[Stored data entries]
..............................
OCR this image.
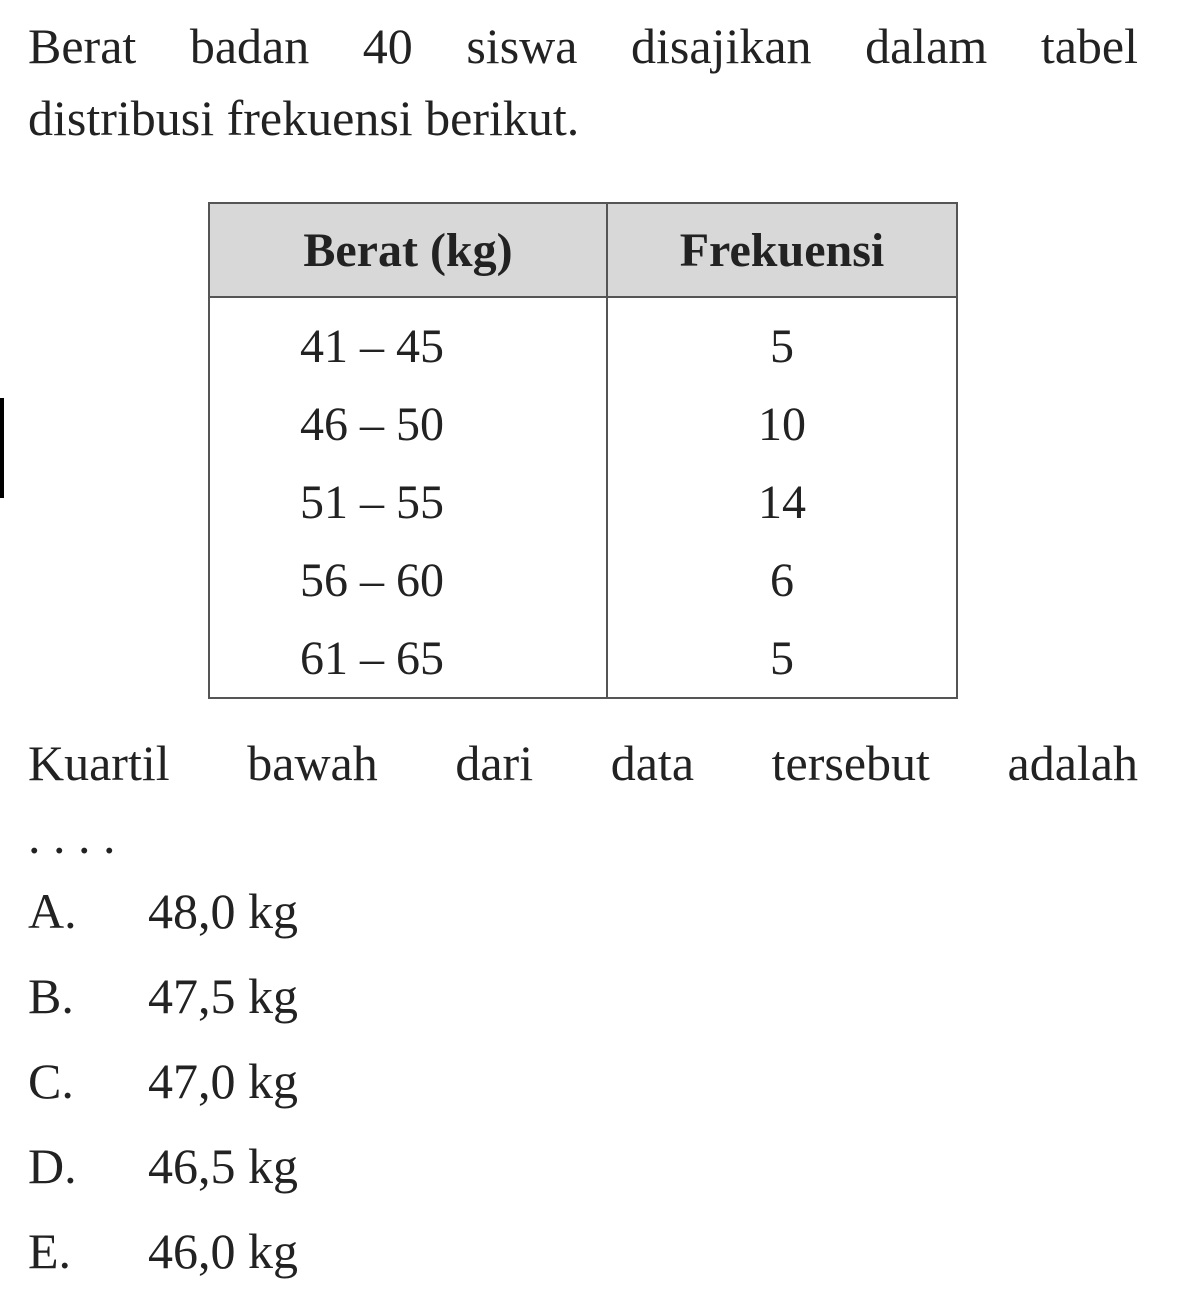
Berat badan 40 siswa disajikan dalam tabel
distribusi frekuensi berikut.
Berat (kg)	Frekuensi
41 – 45	5
46 – 50	10
51 – 55	14
56 – 60	6
61 – 65	5
Kuartil bawah dari data tersebut adalah
. . . .
A. 48,0 kg
B. 47,5 kg
C. 47,0 kg
D. 46,5 kg
E. 46,0 kg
..............................
▶ [Description of the task]
Copy the whole of the material above exactly, but not its images.

▶ [Exercise response]
OCR this image.
Berat badan 40 siswa disajikan dalam tabel
distribusi frekuensi berikut.
Berat (kg)	Frekuensi
41 – 45	5
46 – 50	10
51 – 55	14
56 – 60	6
61 – 65	5
Kuartil bawah dari data tersebut adalah
. . . .
A. 48,0 kg
B. 47,5 kg
C. 47,0 kg
D. 46,5 kg
E. 46,0 kg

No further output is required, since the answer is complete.